**文書の抜粋**
● ● ● ● ● ● ●

この記事について
前回に引き続きVContainerの説明をしていきます。
今回はEntryPointについて説明します。
EntryPointを使うとMonoBehaviourを継承しないクラスでもUpdateなどのイベントを利用できます。
目次ページ: VContainer入門
EntryPointを使ってみる
EntryPointとして使うクラスでは用意されたインターフェースを実装します。
次の例ではITickable
インターフェースを実装したTickableSampleクラスを用意しています。
public sealed class TickableSample : ITickable
{
// このメソッドがUpdateのタイミングで呼び出される
public void Tick()
{
Debug.Log("Tick : " + Time.time);
}
}
ITickableはTickメソッドが定義されているだけのインターフェースです。
このクラスをRegisterEntryPoint
で登録すると使えます。
protected override void Configure(IContainerBuilder builder)
{
builder.RegisterEntryPoint<TickableSample>();
}
これでTickableSampleのTickがUpdateのタイミングで呼び出されるようになります。
エントリーポイントの登録(RegisterEntryPoint)
RegisterEntryPoint
で登録されたクラスは、IContainerBuilderの生成直後にインスタンス化されます。

● ● ● ● ● ● ●

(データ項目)

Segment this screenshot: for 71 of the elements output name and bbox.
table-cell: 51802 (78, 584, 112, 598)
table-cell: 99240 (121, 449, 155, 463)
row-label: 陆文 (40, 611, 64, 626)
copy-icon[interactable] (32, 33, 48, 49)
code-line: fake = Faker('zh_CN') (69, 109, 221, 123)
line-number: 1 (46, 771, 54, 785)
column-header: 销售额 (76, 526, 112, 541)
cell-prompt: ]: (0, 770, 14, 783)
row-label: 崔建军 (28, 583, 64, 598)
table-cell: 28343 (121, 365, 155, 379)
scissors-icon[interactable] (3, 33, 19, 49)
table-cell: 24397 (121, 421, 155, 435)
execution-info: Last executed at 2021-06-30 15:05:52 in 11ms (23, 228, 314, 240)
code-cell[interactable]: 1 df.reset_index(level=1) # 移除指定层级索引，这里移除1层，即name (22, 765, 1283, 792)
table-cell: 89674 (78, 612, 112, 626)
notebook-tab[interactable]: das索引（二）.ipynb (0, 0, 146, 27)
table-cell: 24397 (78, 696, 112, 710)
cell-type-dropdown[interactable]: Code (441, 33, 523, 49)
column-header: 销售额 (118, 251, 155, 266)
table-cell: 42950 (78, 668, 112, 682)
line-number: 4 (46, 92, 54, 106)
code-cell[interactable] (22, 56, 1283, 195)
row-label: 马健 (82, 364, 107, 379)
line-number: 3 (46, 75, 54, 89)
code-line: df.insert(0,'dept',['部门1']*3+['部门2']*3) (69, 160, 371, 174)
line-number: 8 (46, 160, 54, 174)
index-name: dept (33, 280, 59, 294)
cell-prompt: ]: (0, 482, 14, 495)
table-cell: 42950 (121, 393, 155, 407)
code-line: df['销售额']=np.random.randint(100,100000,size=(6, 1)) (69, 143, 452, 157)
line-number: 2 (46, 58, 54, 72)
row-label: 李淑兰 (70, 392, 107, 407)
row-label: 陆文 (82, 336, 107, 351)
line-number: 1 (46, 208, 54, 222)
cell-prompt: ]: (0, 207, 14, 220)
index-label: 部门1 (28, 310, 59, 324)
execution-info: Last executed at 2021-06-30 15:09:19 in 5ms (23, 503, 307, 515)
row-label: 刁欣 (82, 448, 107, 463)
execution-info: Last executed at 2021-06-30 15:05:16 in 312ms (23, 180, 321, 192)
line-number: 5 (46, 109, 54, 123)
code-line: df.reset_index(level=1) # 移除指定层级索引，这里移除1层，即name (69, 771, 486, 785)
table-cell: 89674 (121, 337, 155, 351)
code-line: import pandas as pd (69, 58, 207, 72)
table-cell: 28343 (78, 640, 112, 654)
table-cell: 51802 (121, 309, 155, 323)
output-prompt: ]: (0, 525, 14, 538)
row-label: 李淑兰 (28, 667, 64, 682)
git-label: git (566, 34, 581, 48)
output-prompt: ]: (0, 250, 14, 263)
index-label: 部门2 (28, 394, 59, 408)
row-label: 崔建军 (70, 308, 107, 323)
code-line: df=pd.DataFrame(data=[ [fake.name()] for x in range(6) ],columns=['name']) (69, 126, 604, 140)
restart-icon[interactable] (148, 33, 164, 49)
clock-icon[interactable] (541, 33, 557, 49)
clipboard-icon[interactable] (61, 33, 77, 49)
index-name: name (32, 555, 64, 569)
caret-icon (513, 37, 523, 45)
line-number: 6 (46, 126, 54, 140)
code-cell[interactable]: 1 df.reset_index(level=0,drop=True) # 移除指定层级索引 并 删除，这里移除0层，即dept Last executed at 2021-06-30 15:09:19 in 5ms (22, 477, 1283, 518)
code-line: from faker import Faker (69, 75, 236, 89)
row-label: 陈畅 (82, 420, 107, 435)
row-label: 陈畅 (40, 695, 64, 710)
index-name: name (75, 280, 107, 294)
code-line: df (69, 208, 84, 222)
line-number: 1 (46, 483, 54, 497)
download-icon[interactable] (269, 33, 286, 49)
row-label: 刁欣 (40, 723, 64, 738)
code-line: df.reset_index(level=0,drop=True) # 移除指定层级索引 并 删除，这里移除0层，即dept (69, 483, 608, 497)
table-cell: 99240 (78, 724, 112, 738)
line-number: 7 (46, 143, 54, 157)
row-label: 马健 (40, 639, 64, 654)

● ● ● ● ● ● ●

**課題内容**
VContainerのEntryPointを説明した記事をもとに、次の問いに答えよ。
(a) EntryPointを使うと、MonoBehaviourを継承しないクラスで何ができるか。
(b) ITickableはどのようなインターフェースだと述べられているか。
(c) RegisterEntryPointで登録されたクラスは、いつインスタンス化されるか。

**解答**
(a) Updateなどのイベントを利用できる。
(b) Tickメソッドが定義されているだけのインターフェース。
(c) IContainerBuilderの生成直後。